What you should do: Copy each line below that contains "Sargisson".

Data to process:
================================

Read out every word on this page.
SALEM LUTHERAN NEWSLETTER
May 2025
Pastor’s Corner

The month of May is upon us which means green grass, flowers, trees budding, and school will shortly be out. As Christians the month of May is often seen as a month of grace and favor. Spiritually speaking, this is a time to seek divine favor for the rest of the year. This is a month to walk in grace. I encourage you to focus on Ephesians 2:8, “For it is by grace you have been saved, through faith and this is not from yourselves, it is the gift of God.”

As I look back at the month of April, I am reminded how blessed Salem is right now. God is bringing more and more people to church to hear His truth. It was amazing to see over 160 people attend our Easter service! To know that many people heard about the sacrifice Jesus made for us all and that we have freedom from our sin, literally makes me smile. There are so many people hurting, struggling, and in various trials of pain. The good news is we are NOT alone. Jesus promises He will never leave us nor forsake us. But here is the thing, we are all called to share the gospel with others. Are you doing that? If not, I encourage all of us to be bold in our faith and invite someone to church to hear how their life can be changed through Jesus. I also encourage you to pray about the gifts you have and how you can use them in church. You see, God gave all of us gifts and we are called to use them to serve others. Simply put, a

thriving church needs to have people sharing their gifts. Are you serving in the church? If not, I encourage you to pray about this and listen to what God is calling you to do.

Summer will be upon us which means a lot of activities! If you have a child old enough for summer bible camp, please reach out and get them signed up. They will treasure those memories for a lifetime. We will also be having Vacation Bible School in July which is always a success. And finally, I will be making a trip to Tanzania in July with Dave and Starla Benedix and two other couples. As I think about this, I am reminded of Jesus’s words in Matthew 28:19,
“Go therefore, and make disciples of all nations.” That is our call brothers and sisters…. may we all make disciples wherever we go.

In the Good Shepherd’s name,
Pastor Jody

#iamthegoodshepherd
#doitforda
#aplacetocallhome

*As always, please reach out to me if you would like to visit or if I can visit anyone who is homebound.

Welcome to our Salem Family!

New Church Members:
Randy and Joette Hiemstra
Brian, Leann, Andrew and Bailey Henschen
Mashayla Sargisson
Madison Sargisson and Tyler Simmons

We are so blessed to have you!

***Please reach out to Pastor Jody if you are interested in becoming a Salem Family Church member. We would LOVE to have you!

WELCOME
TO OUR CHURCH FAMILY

================================

Result of the exercise:
Mashayla Sargisson
Madison Sargisson and Tyler Simmons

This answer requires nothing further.